The input:
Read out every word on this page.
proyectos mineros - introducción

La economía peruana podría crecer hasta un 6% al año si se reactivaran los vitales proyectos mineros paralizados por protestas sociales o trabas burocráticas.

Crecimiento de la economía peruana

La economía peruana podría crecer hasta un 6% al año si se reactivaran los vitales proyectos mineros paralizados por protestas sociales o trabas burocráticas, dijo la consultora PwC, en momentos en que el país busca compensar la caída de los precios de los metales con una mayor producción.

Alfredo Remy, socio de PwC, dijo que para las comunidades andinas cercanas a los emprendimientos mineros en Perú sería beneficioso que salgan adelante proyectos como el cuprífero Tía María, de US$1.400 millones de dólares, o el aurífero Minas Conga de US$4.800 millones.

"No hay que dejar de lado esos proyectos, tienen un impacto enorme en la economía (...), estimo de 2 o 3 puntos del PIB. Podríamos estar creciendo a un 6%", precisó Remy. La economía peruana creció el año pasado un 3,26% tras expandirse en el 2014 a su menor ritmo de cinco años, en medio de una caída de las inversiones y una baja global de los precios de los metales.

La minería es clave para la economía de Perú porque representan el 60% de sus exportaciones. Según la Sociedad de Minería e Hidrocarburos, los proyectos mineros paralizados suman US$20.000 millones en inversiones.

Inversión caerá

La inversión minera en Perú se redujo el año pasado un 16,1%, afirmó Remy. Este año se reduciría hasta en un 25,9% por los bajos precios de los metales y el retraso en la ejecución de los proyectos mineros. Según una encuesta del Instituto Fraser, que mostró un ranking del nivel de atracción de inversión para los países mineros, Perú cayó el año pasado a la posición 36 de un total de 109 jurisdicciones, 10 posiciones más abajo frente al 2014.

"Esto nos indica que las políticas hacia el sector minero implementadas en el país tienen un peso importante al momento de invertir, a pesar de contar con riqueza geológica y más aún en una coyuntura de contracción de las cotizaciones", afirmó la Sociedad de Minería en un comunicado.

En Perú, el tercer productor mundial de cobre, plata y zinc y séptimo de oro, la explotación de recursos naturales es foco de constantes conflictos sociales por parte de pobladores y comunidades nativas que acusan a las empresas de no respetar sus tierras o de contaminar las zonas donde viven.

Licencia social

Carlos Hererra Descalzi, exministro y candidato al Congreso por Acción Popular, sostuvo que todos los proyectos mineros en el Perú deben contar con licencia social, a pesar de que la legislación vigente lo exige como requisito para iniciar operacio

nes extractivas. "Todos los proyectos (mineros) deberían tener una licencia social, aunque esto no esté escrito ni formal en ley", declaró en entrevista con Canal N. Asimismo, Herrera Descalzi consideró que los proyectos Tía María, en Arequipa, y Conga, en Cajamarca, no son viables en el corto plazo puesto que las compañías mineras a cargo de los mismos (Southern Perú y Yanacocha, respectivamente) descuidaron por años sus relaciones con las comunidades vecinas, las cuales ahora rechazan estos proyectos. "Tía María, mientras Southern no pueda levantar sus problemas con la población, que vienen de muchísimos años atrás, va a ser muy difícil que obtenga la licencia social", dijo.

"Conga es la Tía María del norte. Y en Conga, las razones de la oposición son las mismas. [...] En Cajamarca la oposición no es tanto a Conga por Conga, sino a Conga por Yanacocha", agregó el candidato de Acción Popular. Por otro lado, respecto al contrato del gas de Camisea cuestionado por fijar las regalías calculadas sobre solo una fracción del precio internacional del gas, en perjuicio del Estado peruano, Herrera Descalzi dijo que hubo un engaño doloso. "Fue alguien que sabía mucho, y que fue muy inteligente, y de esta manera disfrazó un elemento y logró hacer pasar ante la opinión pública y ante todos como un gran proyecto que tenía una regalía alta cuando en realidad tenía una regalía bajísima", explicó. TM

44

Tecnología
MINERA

==

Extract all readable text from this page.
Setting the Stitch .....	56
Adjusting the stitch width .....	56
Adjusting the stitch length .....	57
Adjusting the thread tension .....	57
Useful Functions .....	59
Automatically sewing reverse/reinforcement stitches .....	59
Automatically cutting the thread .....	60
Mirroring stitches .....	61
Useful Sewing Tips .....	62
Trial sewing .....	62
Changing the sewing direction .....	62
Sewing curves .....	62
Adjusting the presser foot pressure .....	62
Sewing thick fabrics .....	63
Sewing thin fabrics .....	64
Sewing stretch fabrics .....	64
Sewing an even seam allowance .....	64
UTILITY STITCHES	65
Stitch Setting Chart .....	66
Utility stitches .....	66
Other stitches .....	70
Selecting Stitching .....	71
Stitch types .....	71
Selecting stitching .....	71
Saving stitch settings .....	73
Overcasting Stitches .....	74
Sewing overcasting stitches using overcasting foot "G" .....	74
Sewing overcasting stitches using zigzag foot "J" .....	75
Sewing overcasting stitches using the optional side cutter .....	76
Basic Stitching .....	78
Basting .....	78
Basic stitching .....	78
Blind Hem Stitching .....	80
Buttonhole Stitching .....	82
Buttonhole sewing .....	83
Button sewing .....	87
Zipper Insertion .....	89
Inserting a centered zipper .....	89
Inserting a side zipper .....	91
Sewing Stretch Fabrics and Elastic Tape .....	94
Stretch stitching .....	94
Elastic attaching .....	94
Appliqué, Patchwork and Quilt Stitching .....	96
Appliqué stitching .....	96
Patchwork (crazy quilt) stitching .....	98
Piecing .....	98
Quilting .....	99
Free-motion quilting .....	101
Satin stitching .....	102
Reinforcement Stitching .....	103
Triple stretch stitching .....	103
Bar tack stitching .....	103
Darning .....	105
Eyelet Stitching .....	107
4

Exercise requirements:
For the data above, state how many lines contain "foot"; the number is the whole answer.

Correct output:
3